[START OF Data provided]

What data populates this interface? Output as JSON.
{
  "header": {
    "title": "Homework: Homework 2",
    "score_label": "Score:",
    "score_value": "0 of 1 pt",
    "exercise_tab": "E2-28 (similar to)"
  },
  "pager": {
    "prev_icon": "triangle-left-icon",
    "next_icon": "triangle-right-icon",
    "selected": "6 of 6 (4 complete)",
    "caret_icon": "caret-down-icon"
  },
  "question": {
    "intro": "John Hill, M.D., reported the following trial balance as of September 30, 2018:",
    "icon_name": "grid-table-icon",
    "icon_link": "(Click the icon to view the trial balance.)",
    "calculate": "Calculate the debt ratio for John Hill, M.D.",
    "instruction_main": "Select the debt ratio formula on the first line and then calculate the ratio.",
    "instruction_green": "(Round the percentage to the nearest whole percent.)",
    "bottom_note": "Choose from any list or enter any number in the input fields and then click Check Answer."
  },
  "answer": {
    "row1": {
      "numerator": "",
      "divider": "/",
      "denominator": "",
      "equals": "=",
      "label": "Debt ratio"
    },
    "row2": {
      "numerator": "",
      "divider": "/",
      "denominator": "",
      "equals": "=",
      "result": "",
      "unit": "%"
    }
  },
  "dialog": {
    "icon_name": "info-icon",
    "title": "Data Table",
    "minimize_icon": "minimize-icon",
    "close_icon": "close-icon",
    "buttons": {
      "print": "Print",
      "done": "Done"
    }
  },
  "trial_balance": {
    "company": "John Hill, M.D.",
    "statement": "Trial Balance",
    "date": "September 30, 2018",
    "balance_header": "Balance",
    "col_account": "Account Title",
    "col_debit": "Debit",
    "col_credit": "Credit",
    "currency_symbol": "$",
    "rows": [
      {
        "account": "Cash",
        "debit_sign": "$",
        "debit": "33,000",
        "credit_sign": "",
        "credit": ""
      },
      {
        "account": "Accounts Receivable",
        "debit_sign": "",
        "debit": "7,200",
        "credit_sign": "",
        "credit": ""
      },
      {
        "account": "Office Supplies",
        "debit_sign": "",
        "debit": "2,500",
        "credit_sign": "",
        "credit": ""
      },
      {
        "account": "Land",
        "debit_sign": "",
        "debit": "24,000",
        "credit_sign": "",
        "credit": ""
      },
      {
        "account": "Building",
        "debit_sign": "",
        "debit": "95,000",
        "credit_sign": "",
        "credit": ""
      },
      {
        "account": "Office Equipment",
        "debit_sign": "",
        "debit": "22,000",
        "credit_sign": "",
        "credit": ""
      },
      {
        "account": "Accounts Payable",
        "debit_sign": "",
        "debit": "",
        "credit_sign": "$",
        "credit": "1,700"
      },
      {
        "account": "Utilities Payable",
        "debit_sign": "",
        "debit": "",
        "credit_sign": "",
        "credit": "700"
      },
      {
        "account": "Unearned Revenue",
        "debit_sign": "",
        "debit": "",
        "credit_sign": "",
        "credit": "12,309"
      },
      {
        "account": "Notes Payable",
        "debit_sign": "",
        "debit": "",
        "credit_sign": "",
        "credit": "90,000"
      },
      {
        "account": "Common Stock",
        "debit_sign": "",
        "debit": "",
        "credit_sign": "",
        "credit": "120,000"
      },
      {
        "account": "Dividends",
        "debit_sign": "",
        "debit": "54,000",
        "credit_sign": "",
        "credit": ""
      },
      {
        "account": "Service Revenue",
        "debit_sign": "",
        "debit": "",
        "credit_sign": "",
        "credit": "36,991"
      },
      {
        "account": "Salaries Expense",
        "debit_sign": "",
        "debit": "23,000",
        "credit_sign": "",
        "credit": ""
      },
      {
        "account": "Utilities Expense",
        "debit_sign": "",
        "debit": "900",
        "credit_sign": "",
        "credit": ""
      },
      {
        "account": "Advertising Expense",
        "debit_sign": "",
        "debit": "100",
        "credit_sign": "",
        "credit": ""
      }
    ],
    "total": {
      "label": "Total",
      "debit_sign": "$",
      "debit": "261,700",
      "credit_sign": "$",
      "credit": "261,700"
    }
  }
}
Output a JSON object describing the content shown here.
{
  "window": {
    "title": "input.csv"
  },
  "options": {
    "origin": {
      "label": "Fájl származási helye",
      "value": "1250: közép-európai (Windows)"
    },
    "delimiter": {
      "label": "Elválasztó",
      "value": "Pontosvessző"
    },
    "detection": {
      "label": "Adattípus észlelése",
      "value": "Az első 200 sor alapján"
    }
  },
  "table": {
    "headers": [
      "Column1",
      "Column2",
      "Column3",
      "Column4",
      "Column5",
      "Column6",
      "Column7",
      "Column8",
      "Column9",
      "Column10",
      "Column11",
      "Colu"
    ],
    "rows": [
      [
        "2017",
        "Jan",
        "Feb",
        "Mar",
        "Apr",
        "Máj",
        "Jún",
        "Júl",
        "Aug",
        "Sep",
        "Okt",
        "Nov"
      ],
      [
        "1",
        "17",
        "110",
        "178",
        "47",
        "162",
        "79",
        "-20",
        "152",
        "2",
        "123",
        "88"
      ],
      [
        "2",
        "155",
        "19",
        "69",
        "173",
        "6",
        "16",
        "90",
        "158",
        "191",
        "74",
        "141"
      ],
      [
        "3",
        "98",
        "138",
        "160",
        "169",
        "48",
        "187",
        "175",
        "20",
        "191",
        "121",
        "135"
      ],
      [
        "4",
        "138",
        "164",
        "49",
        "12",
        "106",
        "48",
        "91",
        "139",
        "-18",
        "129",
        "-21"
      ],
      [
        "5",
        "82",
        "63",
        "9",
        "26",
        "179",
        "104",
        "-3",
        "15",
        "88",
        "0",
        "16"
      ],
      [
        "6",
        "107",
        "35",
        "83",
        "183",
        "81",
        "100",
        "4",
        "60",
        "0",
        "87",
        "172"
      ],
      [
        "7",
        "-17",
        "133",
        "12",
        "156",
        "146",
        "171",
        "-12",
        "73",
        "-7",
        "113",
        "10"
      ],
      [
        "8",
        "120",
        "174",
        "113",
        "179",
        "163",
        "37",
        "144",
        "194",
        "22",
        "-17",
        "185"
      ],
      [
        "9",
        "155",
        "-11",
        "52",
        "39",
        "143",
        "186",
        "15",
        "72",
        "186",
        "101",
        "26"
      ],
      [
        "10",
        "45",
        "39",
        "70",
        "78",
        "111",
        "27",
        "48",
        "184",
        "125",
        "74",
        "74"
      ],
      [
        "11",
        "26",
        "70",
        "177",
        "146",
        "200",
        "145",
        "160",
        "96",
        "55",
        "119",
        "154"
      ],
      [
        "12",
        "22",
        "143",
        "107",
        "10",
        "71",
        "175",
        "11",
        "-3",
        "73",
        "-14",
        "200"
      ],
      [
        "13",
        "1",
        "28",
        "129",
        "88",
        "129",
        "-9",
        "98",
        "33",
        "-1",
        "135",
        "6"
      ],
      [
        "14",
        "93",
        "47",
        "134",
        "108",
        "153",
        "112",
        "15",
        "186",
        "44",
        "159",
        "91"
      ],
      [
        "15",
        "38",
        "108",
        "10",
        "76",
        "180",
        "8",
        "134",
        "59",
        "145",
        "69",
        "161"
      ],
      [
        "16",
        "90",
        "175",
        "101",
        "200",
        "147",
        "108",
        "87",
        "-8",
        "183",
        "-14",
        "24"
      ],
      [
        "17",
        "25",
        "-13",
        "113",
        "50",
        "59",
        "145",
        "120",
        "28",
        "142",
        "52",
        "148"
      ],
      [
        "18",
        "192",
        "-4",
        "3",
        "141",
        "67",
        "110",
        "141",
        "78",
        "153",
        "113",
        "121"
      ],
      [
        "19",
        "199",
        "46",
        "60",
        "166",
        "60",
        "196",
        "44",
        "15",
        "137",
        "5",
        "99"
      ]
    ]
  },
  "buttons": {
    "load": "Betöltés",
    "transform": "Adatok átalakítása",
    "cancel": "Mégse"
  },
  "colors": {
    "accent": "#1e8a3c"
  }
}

[END OF Data provided]

● Aim of the exercise: Tally the lines in this data that hold the word "Office" and state only the count.

● Reply to the exercise: 2